*Exercise:*
Among the entries, which lines carry the string "Digital"? Copy each of them.

--- begin Provided data ---

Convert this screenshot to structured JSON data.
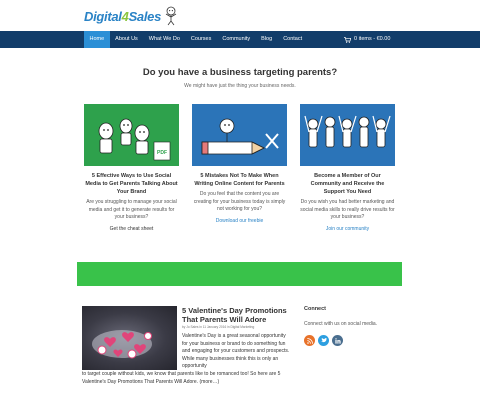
{
  "brand": {
    "logo_part1": "Digital",
    "logo_part2": "4",
    "logo_part3": "Sales"
  },
  "nav": {
    "items": [
      {
        "label": "Home",
        "active": true
      },
      {
        "label": "About Us"
      },
      {
        "label": "What We Do"
      },
      {
        "label": "Courses"
      },
      {
        "label": "Community"
      },
      {
        "label": "Blog"
      },
      {
        "label": "Contact"
      }
    ],
    "cart_label": "0 items - €0.00"
  },
  "hero": {
    "title": "Do you have a business targeting parents?",
    "subtitle": "We might have just the thing your business needs."
  },
  "features": [
    {
      "title": "5 Effective Ways to Use Social Media to Get Parents Talking About Your Brand",
      "text": "Are you struggling to manage your social media and get it to generate results for your business?",
      "link": "Get the cheat sheet",
      "badge": "PDF"
    },
    {
      "title": "5 Mistakes Not To Make When Writing Online Content for Parents",
      "text": "Do you feel that the content you are creating for your business today is simply not working for you?",
      "link": "Download our freebie"
    },
    {
      "title": "Become a Member of Our Community and Receive the Support You Need",
      "text": "Do you wish you had better marketing and social media skills to really drive results for your business?",
      "link": "Join our community"
    }
  ],
  "post": {
    "title": "5 Valentine's Day Promotions That Parents Will Adore",
    "meta": "by Jo Sales in 11 January 2016 in Digital Marketing",
    "body_right": "Valentine's Day is a great seasonal opportunity for your business or brand to do something fun and engaging for your customers and prospects. While many businesses think this is only an opportunity",
    "body_full": "to target couple without kids, we know that parents like to be romanced too! So here are 5 Valentine's Day Promotions That Parents Will Adore. (more…)"
  },
  "sidebar": {
    "title": "Connect",
    "text": "Connect with us on social media.",
    "social": [
      {
        "icon": "rss-icon",
        "glyph": "●",
        "color": "#e8722a"
      },
      {
        "icon": "twitter-icon",
        "glyph": "t",
        "color": "#2d9fe0"
      },
      {
        "icon": "linkedin-icon",
        "glyph": "in",
        "color": "#4a6e8f"
      }
    ]
  },
  "colors": {
    "navbar": "#123d6a",
    "nav_active": "#2b8fd6",
    "feature_green": "#2ea14c",
    "feature_blue": "#2b74b8",
    "banner_green": "#39c24a",
    "link_blue": "#2a83c6"
  }
}
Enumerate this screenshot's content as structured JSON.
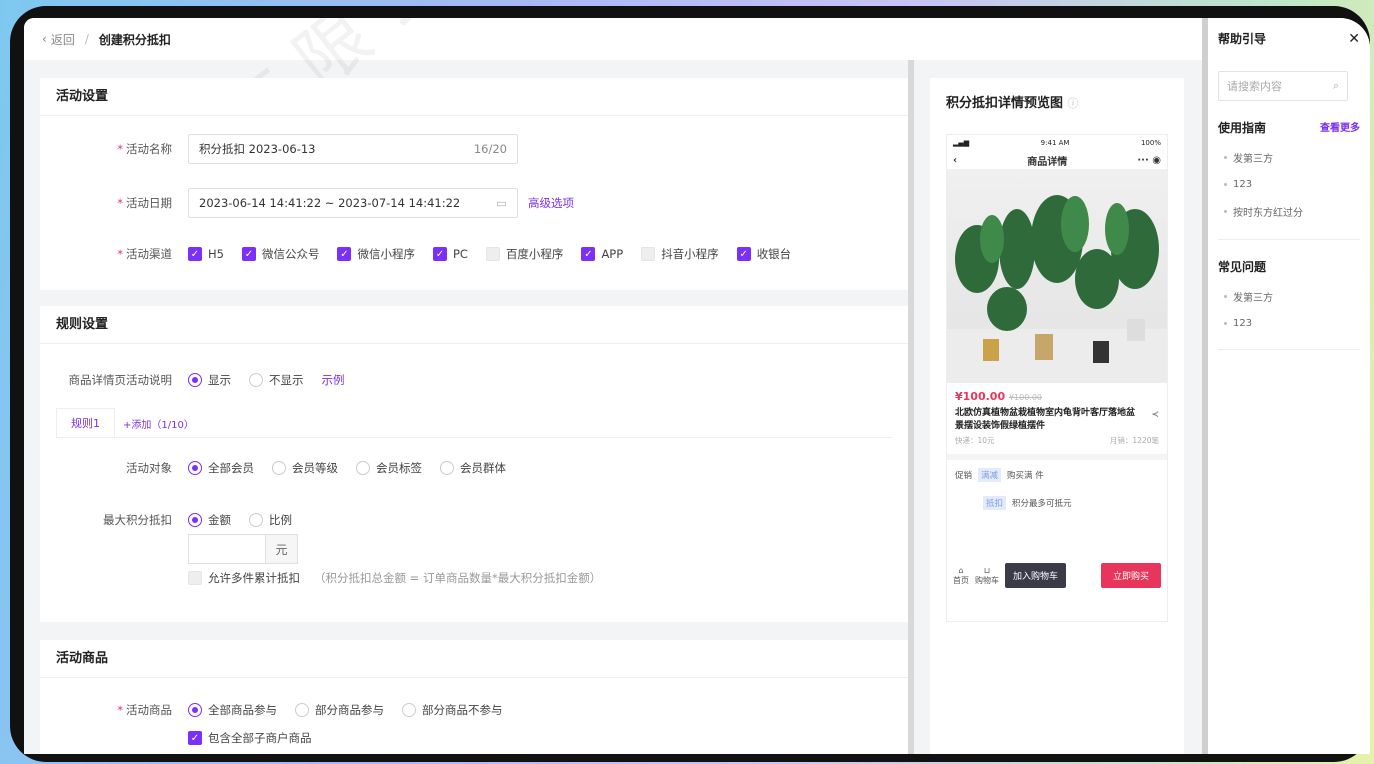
{
  "breadcrumb": {
    "back": "返回",
    "current": "创建积分抵扣"
  },
  "activity_settings": {
    "title": "活动设置",
    "name_label": "活动名称",
    "name_value": "积分抵扣 2023-06-13",
    "name_count": "16/20",
    "date_label": "活动日期",
    "date_value": "2023-06-14 14:41:22 ~ 2023-07-14 14:41:22",
    "advanced": "高级选项",
    "channel_label": "活动渠道",
    "channels": [
      {
        "label": "H5",
        "checked": true
      },
      {
        "label": "微信公众号",
        "checked": true
      },
      {
        "label": "微信小程序",
        "checked": true
      },
      {
        "label": "PC",
        "checked": true
      },
      {
        "label": "百度小程序",
        "checked": false
      },
      {
        "label": "APP",
        "checked": true
      },
      {
        "label": "抖音小程序",
        "checked": false
      },
      {
        "label": "收银台",
        "checked": true
      }
    ]
  },
  "rule_settings": {
    "title": "规则设置",
    "desc_label": "商品详情页活动说明",
    "desc_show": "显示",
    "desc_hide": "不显示",
    "desc_example": "示例",
    "tab": "规则1",
    "add": "+添加（1/10）",
    "target_label": "活动对象",
    "targets": [
      "全部会员",
      "会员等级",
      "会员标签",
      "会员群体"
    ],
    "max_label": "最大积分抵扣",
    "max_options": [
      "金额",
      "比例"
    ],
    "unit": "元",
    "multi_label": "允许多件累计抵扣",
    "multi_hint": "（积分抵扣总金额 = 订单商品数量*最大积分抵扣金额）"
  },
  "products": {
    "title": "活动商品",
    "label": "活动商品",
    "options": [
      "全部商品参与",
      "部分商品参与",
      "部分商品不参与"
    ],
    "include_sub": "包含全部子商户商品"
  },
  "preview": {
    "title": "积分抵扣详情预览图",
    "status_time": "9:41 AM",
    "status_battery": "100%",
    "page_title": "商品详情",
    "price": "¥100.00",
    "old_price": "¥100.00",
    "product_name": "北欧仿真植物盆栽植物室内龟背叶客厅落地盆景摆设装饰假绿植摆件",
    "shipping": "快递：10元",
    "sales": "月销：1220笔",
    "promo_label": "促销",
    "promo_tag1": "满减",
    "promo_text1": "购买满 件",
    "promo_tag2": "抵扣",
    "promo_text2": "积分最多可抵元",
    "nav_home": "首页",
    "nav_cart": "购物车",
    "add_cart": "加入购物车",
    "buy_now": "立即购买"
  },
  "help": {
    "title": "帮助引导",
    "search_placeholder": "请搜索内容",
    "guide_title": "使用指南",
    "more": "查看更多",
    "guides": [
      "发第三方",
      "123",
      "按时东方红过分"
    ],
    "faq_title": "常见问题",
    "faqs": [
      "发第三方",
      "123"
    ]
  },
  "colors": {
    "accent": "#7b2ff7",
    "buy": "#e8355b",
    "cart": "#3b3b48"
  }
}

--- end Provided data ---

*Correct answer:*
    "logo_part1": "Digital",
    "meta": "by Jo Sales in 11 January 2016 in Digital Marketing",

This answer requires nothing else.